▶ **Provided data**:
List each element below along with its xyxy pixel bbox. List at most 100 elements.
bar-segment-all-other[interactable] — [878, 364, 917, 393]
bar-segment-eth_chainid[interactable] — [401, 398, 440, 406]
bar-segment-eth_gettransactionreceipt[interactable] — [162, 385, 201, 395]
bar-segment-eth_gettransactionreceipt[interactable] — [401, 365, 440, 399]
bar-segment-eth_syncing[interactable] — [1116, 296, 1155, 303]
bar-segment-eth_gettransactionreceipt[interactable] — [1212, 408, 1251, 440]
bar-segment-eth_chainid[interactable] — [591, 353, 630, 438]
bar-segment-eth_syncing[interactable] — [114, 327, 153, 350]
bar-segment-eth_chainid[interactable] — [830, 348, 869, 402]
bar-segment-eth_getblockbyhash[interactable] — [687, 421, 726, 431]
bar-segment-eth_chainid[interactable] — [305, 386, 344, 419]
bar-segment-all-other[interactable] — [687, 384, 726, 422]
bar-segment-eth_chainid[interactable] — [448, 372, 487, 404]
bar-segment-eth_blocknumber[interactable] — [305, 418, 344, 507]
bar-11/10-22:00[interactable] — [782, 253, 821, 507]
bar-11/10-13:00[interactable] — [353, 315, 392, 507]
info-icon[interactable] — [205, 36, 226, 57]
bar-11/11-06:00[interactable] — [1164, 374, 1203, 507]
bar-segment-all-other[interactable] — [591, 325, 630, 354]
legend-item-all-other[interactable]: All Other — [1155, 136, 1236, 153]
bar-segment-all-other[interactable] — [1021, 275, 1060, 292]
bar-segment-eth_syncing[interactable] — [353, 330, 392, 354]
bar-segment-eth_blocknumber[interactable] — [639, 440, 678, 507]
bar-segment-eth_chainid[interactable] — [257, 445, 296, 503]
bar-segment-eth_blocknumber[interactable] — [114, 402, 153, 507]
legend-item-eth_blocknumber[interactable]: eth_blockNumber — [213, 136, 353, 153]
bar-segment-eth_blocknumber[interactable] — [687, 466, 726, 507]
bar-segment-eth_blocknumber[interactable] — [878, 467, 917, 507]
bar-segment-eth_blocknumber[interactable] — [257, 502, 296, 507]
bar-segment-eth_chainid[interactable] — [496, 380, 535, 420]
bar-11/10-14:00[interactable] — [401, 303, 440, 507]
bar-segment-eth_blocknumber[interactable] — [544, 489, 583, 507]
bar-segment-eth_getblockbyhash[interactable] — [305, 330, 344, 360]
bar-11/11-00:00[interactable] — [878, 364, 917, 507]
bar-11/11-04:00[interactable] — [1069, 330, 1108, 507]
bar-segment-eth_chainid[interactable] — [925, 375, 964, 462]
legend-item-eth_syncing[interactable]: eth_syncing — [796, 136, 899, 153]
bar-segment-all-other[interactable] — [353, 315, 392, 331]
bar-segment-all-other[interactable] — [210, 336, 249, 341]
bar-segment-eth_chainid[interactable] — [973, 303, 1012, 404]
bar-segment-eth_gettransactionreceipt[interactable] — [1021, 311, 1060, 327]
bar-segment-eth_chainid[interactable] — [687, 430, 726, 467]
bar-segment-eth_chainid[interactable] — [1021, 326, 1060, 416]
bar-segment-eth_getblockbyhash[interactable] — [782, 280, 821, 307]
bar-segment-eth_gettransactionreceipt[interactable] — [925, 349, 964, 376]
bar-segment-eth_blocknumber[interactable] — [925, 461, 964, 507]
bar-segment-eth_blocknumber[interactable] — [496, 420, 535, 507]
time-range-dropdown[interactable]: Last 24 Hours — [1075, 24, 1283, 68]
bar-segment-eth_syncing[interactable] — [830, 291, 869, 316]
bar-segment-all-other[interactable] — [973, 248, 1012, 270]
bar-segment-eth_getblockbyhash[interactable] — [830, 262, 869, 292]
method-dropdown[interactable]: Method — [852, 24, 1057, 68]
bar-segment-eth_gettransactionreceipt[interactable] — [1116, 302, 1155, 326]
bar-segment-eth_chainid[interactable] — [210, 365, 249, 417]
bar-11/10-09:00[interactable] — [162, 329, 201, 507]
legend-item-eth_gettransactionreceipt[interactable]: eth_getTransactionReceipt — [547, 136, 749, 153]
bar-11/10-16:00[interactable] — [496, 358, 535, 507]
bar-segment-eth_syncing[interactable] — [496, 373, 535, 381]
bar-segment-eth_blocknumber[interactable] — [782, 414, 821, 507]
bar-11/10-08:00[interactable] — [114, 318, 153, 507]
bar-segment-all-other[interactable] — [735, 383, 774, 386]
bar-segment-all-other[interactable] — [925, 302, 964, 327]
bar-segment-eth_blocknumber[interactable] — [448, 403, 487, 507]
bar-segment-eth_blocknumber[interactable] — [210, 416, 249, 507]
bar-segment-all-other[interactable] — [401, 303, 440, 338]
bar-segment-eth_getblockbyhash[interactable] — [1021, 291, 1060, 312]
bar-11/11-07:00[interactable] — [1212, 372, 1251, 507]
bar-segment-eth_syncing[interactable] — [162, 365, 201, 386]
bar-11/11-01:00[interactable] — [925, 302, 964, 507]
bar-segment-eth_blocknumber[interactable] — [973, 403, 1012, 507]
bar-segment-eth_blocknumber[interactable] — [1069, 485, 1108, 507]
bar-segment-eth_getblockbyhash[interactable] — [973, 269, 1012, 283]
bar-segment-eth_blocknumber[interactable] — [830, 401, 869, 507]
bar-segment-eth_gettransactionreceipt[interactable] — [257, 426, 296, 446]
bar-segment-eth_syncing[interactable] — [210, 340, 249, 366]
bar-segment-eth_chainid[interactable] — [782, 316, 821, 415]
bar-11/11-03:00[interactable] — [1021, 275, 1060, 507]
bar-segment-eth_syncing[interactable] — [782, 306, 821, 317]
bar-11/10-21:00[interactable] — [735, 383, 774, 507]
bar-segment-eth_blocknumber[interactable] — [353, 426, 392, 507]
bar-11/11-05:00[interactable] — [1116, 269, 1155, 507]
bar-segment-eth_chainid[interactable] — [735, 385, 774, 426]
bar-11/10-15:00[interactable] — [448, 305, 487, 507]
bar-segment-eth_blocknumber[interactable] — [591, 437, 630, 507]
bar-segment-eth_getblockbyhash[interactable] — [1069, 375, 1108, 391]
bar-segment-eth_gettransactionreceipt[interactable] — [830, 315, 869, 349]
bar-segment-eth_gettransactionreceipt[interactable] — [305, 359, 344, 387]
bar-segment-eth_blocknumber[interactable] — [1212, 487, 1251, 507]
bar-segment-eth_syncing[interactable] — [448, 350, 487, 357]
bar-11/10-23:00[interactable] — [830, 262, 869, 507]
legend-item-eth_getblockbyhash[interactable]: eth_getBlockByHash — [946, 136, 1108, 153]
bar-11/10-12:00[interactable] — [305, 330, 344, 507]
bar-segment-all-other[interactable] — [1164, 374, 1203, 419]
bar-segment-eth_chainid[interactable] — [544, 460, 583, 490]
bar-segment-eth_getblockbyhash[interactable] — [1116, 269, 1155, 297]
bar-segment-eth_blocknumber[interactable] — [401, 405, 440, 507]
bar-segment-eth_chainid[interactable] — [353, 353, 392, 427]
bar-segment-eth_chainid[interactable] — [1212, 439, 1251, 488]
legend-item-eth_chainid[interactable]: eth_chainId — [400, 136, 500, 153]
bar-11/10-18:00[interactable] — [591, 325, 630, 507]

▶ **What you need to do**:
Rewrite the stretch from the start of the records through the line containing "421, 726, 431]", changing "interactable" to "clickable" and keeping everything else the same.

▶ **Correct answer**:
List each element below along with its xyxy pixel bbox. List at most 100 elements.
bar-segment-all-other[clickable] — [878, 364, 917, 393]
bar-segment-eth_chainid[clickable] — [401, 398, 440, 406]
bar-segment-eth_gettransactionreceipt[clickable] — [162, 385, 201, 395]
bar-segment-eth_gettransactionreceipt[clickable] — [401, 365, 440, 399]
bar-segment-eth_syncing[clickable] — [1116, 296, 1155, 303]
bar-segment-eth_gettransactionreceipt[clickable] — [1212, 408, 1251, 440]
bar-segment-eth_chainid[clickable] — [591, 353, 630, 438]
bar-segment-eth_syncing[clickable] — [114, 327, 153, 350]
bar-segment-eth_chainid[clickable] — [830, 348, 869, 402]
bar-segment-eth_getblockbyhash[clickable] — [687, 421, 726, 431]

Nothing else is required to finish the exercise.